## begin

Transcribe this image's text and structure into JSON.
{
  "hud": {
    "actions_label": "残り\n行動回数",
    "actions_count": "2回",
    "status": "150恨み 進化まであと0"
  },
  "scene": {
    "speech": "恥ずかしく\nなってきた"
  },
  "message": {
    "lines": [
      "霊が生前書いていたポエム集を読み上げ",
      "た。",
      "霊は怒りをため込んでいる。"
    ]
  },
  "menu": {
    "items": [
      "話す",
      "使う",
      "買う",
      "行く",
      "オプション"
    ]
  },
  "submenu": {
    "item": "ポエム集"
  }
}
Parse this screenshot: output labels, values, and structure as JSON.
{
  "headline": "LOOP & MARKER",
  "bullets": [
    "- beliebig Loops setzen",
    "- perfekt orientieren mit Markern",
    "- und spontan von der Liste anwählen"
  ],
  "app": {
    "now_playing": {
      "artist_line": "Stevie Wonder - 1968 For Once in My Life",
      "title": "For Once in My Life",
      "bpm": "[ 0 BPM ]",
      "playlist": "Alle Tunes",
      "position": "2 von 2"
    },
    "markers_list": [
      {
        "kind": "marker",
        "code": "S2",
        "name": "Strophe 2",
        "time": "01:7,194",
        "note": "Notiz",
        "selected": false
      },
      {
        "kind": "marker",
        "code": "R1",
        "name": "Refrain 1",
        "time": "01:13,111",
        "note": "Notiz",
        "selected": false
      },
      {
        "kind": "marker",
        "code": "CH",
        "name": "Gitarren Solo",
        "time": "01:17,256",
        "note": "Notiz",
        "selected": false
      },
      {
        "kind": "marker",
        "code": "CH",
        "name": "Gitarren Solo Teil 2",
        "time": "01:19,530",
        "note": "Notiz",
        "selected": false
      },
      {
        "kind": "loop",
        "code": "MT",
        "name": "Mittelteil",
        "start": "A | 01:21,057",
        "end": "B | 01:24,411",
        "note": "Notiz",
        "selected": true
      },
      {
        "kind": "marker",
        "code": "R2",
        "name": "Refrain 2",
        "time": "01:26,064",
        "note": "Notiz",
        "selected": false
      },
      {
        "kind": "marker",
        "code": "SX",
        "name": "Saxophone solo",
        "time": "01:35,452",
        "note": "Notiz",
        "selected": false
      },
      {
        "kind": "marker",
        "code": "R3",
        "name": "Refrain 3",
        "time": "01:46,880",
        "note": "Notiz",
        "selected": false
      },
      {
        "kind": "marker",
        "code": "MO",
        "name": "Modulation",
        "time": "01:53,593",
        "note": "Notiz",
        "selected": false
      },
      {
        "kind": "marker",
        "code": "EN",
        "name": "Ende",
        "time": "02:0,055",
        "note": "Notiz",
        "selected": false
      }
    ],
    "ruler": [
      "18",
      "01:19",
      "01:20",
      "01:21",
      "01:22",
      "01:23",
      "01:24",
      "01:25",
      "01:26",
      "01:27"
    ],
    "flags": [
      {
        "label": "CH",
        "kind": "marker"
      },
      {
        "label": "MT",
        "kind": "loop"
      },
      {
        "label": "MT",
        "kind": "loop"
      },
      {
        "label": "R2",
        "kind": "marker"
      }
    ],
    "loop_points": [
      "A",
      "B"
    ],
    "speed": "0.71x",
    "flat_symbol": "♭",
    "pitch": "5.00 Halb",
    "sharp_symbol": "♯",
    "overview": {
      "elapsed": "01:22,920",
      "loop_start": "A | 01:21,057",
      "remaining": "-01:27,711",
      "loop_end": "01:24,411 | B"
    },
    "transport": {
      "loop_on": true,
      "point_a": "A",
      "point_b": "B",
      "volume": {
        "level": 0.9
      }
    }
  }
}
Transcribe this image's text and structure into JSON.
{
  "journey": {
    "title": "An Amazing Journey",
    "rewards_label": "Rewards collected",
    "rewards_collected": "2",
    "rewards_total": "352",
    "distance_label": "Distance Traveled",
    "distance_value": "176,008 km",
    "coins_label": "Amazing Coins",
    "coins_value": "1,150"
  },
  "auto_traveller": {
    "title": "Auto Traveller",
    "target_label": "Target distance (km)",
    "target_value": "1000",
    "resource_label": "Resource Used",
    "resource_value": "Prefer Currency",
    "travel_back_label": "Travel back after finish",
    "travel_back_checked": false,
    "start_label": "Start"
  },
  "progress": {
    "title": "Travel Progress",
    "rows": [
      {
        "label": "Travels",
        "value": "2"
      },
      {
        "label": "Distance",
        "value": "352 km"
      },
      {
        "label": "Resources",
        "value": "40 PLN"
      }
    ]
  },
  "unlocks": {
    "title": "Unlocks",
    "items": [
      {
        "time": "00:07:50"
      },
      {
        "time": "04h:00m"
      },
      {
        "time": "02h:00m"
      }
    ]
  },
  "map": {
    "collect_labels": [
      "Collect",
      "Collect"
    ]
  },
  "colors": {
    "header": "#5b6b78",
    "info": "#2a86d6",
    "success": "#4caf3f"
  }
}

## end

> _Given task_
Output each entry precisely as given.

> _Reply_
Transcribe this image's text and structure into JSON.
{
  "hud": {
    "actions_label": "残り\n行動回数",
    "actions_count": "2回",
    "status": "150恨み 進化まであと0"
  },
  "scene": {
    "speech": "恥ずかしく\nなってきた"
  },
  "message": {
    "lines": [
      "霊が生前書いていたポエム集を読み上げ",
      "た。",
      "霊は怒りをため込んでいる。"
    ]
  },
  "menu": {
    "items": [
      "話す",
      "使う",
      "買う",
      "行く",
      "オプション"
    ]
  },
  "submenu": {
    "item": "ポエム集"
  }
}
Parse this screenshot: output labels, values, and structure as JSON.
{
  "headline": "LOOP & MARKER",
  "bullets": [
    "- beliebig Loops setzen",
    "- perfekt orientieren mit Markern",
    "- und spontan von der Liste anwählen"
  ],
  "app": {
    "now_playing": {
      "artist_line": "Stevie Wonder - 1968 For Once in My Life",
      "title": "For Once in My Life",
      "bpm": "[ 0 BPM ]",
      "playlist": "Alle Tunes",
      "position": "2 von 2"
    },
    "markers_list": [
      {
        "kind": "marker",
        "code": "S2",
        "name": "Strophe 2",
        "time": "01:7,194",
        "note": "Notiz",
        "selected": false
      },
      {
        "kind": "marker",
        "code": "R1",
        "name": "Refrain 1",
        "time": "01:13,111",
        "note": "Notiz",
        "selected": false
      },
      {
        "kind": "marker",
        "code": "CH",
        "name": "Gitarren Solo",
        "time": "01:17,256",
        "note": "Notiz",
        "selected": false
      },
      {
        "kind": "marker",
        "code": "CH",
        "name": "Gitarren Solo Teil 2",
        "time": "01:19,530",
        "note": "Notiz",
        "selected": false
      },
      {
        "kind": "loop",
        "code": "MT",
        "name": "Mittelteil",
        "start": "A | 01:21,057",
        "end": "B | 01:24,411",
        "note": "Notiz",
        "selected": true
      },
      {
        "kind": "marker",
        "code": "R2",
        "name": "Refrain 2",
        "time": "01:26,064",
        "note": "Notiz",
        "selected": false
      },
      {
        "kind": "marker",
        "code": "SX",
        "name": "Saxophone solo",
        "time": "01:35,452",
        "note": "Notiz",
        "selected": false
      },
      {
        "kind": "marker",
        "code": "R3",
        "name": "Refrain 3",
        "time": "01:46,880",
        "note": "Notiz",
        "selected": false
      },
      {
        "kind": "marker",
        "code": "MO",
        "name": "Modulation",
        "time": "01:53,593",
        "note": "Notiz",
        "selected": false
      },
      {
        "kind": "marker",
        "code": "EN",
        "name": "Ende",
        "time": "02:0,055",
        "note": "Notiz",
        "selected": false
      }
    ],
    "ruler": [
      "18",
      "01:19",
      "01:20",
      "01:21",
      "01:22",
      "01:23",
      "01:24",
      "01:25",
      "01:26",
      "01:27"
    ],
    "flags": [
      {
        "label": "CH",
        "kind": "marker"
      },
      {
        "label": "MT",
        "kind": "loop"
      },
      {
        "label": "MT",
        "kind": "loop"
      },
      {
        "label": "R2",
        "kind": "marker"
      }
    ],
    "loop_points": [
      "A",
      "B"
    ],
    "speed": "0.71x",
    "flat_symbol": "♭",
    "pitch": "5.00 Halb",
    "sharp_symbol": "♯",
    "overview": {
      "elapsed": "01:22,920",
      "loop_start": "A | 01:21,057",
      "remaining": "-01:27,711",
      "loop_end": "01:24,411 | B"
    },
    "transport": {
      "loop_on": true,
      "point_a": "A",
      "point_b": "B",
      "volume": {
        "level": 0.9
      }
    }
  }
}
Transcribe this image's text and structure into JSON.
{
  "journey": {
    "title": "An Amazing Journey",
    "rewards_label": "Rewards collected",
    "rewards_collected": "2",
    "rewards_total": "352",
    "distance_label": "Distance Traveled",
    "distance_value": "176,008 km",
    "coins_label": "Amazing Coins",
    "coins_value": "1,150"
  },
  "auto_traveller": {
    "title": "Auto Traveller",
    "target_label": "Target distance (km)",
    "target_value": "1000",
    "resource_label": "Resource Used",
    "resource_value": "Prefer Currency",
    "travel_back_label": "Travel back after finish",
    "travel_back_checked": false,
    "start_label": "Start"
  },
  "progress": {
    "title": "Travel Progress",
    "rows": [
      {
        "label": "Travels",
        "value": "2"
      },
      {
        "label": "Distance",
        "value": "352 km"
      },
      {
        "label": "Resources",
        "value": "40 PLN"
      }
    ]
  },
  "unlocks": {
    "title": "Unlocks",
    "items": [
      {
        "time": "00:07:50"
      },
      {
        "time": "04h:00m"
      },
      {
        "time": "02h:00m"
      }
    ]
  },
  "map": {
    "collect_labels": [
      "Collect",
      "Collect"
    ]
  },
  "colors": {
    "header": "#5b6b78",
    "info": "#2a86d6",
    "success": "#4caf3f"
  }
}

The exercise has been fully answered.